┏━━

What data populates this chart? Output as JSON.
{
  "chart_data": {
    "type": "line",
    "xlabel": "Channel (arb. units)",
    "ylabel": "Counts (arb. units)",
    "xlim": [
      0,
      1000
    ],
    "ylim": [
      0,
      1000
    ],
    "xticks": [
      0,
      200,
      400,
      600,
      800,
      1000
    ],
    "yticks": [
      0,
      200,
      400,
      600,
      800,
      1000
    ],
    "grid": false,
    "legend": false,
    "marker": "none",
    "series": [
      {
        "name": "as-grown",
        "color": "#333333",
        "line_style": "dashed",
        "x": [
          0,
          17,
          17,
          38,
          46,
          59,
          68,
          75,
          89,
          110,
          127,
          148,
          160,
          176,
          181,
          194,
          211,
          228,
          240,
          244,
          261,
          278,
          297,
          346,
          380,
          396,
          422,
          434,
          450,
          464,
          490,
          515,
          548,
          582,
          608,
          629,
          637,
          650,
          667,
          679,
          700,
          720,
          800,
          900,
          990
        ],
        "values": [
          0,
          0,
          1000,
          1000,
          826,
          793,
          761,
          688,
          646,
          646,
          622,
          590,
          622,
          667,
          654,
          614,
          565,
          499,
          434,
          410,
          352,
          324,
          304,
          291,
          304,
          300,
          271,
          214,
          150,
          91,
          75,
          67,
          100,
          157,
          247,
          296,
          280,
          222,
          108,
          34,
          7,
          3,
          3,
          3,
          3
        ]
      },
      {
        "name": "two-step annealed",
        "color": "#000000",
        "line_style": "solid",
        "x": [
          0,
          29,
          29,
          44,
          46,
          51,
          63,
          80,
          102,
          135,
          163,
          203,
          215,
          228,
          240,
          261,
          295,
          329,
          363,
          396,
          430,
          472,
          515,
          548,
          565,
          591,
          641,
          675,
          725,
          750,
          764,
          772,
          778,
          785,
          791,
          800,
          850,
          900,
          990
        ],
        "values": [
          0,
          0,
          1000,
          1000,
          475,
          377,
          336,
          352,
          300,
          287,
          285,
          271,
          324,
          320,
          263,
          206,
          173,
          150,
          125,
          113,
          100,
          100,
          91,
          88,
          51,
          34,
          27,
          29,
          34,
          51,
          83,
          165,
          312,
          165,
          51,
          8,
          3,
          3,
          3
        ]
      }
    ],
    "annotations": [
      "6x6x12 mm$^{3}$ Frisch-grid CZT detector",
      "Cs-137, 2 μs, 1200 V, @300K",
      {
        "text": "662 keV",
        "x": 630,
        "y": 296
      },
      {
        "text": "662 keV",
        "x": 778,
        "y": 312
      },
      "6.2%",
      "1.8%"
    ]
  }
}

┗━━

● **Exercise description**: Using the listing above, return all lines where the word "name" occurs.

● **Complete output**:
        "name": "as-grown",
        "name": "two-step annealed",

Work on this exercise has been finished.